*** Material provided Section Begins ***

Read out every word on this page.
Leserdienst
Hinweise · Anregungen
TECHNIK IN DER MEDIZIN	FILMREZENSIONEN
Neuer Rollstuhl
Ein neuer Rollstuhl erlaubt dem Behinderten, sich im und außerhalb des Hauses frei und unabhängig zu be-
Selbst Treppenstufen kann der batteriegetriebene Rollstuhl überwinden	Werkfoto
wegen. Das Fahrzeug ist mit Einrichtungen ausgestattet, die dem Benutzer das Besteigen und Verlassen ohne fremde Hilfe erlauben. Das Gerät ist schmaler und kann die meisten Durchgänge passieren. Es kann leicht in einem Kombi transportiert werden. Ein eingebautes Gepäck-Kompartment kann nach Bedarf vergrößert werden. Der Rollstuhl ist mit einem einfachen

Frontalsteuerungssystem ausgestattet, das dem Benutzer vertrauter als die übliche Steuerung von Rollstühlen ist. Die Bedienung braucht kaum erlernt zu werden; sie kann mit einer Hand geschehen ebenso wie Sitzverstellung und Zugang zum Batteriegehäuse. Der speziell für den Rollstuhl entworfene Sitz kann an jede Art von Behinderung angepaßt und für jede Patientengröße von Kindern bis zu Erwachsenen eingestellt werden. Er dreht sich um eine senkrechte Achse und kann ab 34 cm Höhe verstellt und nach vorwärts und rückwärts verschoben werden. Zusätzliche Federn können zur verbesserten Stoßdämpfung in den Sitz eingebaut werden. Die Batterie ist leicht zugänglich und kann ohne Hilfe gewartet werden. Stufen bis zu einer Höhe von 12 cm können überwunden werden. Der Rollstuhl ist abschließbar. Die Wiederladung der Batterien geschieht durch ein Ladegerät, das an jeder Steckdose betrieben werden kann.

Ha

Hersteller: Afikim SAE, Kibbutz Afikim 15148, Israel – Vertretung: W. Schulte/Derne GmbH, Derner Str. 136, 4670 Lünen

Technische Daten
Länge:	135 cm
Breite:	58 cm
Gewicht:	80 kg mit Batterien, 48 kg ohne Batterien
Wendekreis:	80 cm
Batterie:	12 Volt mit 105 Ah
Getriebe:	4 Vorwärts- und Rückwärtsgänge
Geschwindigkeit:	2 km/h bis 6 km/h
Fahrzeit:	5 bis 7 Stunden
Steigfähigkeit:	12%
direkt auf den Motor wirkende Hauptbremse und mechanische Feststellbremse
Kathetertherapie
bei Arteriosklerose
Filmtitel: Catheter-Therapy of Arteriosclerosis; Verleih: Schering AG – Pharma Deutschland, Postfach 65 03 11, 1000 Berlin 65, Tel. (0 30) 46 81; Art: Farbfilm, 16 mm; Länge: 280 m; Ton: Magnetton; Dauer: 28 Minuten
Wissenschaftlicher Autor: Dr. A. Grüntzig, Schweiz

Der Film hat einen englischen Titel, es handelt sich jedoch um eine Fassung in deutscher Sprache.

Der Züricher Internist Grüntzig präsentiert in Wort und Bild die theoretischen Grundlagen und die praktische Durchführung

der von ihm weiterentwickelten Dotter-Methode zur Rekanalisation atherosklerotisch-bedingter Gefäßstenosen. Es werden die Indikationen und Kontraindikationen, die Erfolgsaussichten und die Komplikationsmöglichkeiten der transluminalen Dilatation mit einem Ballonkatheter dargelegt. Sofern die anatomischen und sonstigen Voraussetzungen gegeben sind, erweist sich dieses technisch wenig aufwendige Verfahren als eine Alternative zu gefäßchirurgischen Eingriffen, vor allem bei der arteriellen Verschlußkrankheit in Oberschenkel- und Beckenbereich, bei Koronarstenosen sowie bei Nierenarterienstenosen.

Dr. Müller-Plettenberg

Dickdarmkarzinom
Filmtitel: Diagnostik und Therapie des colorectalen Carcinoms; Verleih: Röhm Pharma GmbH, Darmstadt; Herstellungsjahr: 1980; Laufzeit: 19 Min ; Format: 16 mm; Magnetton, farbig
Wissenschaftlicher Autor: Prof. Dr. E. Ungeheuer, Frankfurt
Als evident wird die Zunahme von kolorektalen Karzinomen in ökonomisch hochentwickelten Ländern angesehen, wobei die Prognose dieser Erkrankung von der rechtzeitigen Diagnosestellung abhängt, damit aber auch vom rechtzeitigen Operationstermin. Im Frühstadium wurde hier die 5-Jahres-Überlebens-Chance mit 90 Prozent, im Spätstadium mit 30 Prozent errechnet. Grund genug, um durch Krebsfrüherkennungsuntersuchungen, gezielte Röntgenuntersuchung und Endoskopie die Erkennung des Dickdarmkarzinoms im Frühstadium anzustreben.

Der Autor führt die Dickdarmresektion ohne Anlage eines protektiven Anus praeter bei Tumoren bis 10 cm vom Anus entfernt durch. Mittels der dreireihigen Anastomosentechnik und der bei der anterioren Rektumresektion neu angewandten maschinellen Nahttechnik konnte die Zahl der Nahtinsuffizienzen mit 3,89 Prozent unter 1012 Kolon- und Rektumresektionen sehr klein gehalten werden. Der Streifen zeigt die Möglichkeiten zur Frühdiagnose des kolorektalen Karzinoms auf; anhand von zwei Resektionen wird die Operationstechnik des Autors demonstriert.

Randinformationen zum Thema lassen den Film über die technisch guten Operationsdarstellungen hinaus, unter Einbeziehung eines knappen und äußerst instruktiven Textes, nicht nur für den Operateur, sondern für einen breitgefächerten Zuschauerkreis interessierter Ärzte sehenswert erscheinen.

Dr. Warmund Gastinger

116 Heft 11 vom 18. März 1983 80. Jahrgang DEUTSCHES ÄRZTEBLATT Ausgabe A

*** Material provided Section Ends ***

Exercise goal:
This exercise requires that all of the entries be repeated exactly.

Reply to the exercise:
Read out every word on this page.
Leserdienst
Hinweise · Anregungen
TECHNIK IN DER MEDIZIN	FILMREZENSIONEN
Neuer Rollstuhl
Ein neuer Rollstuhl erlaubt dem Behinderten, sich im und außerhalb des Hauses frei und unabhängig zu be-
Selbst Treppenstufen kann der batteriegetriebene Rollstuhl überwinden	Werkfoto
wegen. Das Fahrzeug ist mit Einrichtungen ausgestattet, die dem Benutzer das Besteigen und Verlassen ohne fremde Hilfe erlauben. Das Gerät ist schmaler und kann die meisten Durchgänge passieren. Es kann leicht in einem Kombi transportiert werden. Ein eingebautes Gepäck-Kompartment kann nach Bedarf vergrößert werden. Der Rollstuhl ist mit einem einfachen

Frontalsteuerungssystem ausgestattet, das dem Benutzer vertrauter als die übliche Steuerung von Rollstühlen ist. Die Bedienung braucht kaum erlernt zu werden; sie kann mit einer Hand geschehen ebenso wie Sitzverstellung und Zugang zum Batteriegehäuse. Der speziell für den Rollstuhl entworfene Sitz kann an jede Art von Behinderung angepaßt und für jede Patientengröße von Kindern bis zu Erwachsenen eingestellt werden. Er dreht sich um eine senkrechte Achse und kann ab 34 cm Höhe verstellt und nach vorwärts und rückwärts verschoben werden. Zusätzliche Federn können zur verbesserten Stoßdämpfung in den Sitz eingebaut werden. Die Batterie ist leicht zugänglich und kann ohne Hilfe gewartet werden. Stufen bis zu einer Höhe von 12 cm können überwunden werden. Der Rollstuhl ist abschließbar. Die Wiederladung der Batterien geschieht durch ein Ladegerät, das an jeder Steckdose betrieben werden kann.

Ha

Hersteller: Afikim SAE, Kibbutz Afikim 15148, Israel – Vertretung: W. Schulte/Derne GmbH, Derner Str. 136, 4670 Lünen

Technische Daten
Länge:	135 cm
Breite:	58 cm
Gewicht:	80 kg mit Batterien, 48 kg ohne Batterien
Wendekreis:	80 cm
Batterie:	12 Volt mit 105 Ah
Getriebe:	4 Vorwärts- und Rückwärtsgänge
Geschwindigkeit:	2 km/h bis 6 km/h
Fahrzeit:	5 bis 7 Stunden
Steigfähigkeit:	12%
direkt auf den Motor wirkende Hauptbremse und mechanische Feststellbremse
Kathetertherapie
bei Arteriosklerose
Filmtitel: Catheter-Therapy of Arteriosclerosis; Verleih: Schering AG – Pharma Deutschland, Postfach 65 03 11, 1000 Berlin 65, Tel. (0 30) 46 81; Art: Farbfilm, 16 mm; Länge: 280 m; Ton: Magnetton; Dauer: 28 Minuten
Wissenschaftlicher Autor: Dr. A. Grüntzig, Schweiz

Der Film hat einen englischen Titel, es handelt sich jedoch um eine Fassung in deutscher Sprache.

Der Züricher Internist Grüntzig präsentiert in Wort und Bild die theoretischen Grundlagen und die praktische Durchführung

der von ihm weiterentwickelten Dotter-Methode zur Rekanalisation atherosklerotisch-bedingter Gefäßstenosen. Es werden die Indikationen und Kontraindikationen, die Erfolgsaussichten und die Komplikationsmöglichkeiten der transluminalen Dilatation mit einem Ballonkatheter dargelegt. Sofern die anatomischen und sonstigen Voraussetzungen gegeben sind, erweist sich dieses technisch wenig aufwendige Verfahren als eine Alternative zu gefäßchirurgischen Eingriffen, vor allem bei der arteriellen Verschlußkrankheit in Oberschenkel- und Beckenbereich, bei Koronarstenosen sowie bei Nierenarterienstenosen.

Dr. Müller-Plettenberg

Dickdarmkarzinom
Filmtitel: Diagnostik und Therapie des colorectalen Carcinoms; Verleih: Röhm Pharma GmbH, Darmstadt; Herstellungsjahr: 1980; Laufzeit: 19 Min ; Format: 16 mm; Magnetton, farbig
Wissenschaftlicher Autor: Prof. Dr. E. Ungeheuer, Frankfurt
Als evident wird die Zunahme von kolorektalen Karzinomen in ökonomisch hochentwickelten Ländern angesehen, wobei die Prognose dieser Erkrankung von der rechtzeitigen Diagnosestellung abhängt, damit aber auch vom rechtzeitigen Operationstermin. Im Frühstadium wurde hier die 5-Jahres-Überlebens-Chance mit 90 Prozent, im Spätstadium mit 30 Prozent errechnet. Grund genug, um durch Krebsfrüherkennungsuntersuchungen, gezielte Röntgenuntersuchung und Endoskopie die Erkennung des Dickdarmkarzinoms im Frühstadium anzustreben.

Der Autor führt die Dickdarmresektion ohne Anlage eines protektiven Anus praeter bei Tumoren bis 10 cm vom Anus entfernt durch. Mittels der dreireihigen Anastomosentechnik und der bei der anterioren Rektumresektion neu angewandten maschinellen Nahttechnik konnte die Zahl der Nahtinsuffizienzen mit 3,89 Prozent unter 1012 Kolon- und Rektumresektionen sehr klein gehalten werden. Der Streifen zeigt die Möglichkeiten zur Frühdiagnose des kolorektalen Karzinoms auf; anhand von zwei Resektionen wird die Operationstechnik des Autors demonstriert.

Randinformationen zum Thema lassen den Film über die technisch guten Operationsdarstellungen hinaus, unter Einbeziehung eines knappen und äußerst instruktiven Textes, nicht nur für den Operateur, sondern für einen breitgefächerten Zuschauerkreis interessierter Ärzte sehenswert erscheinen.

Dr. Warmund Gastinger

116 Heft 11 vom 18. März 1983 80. Jahrgang DEUTSCHES ÄRZTEBLATT Ausgabe A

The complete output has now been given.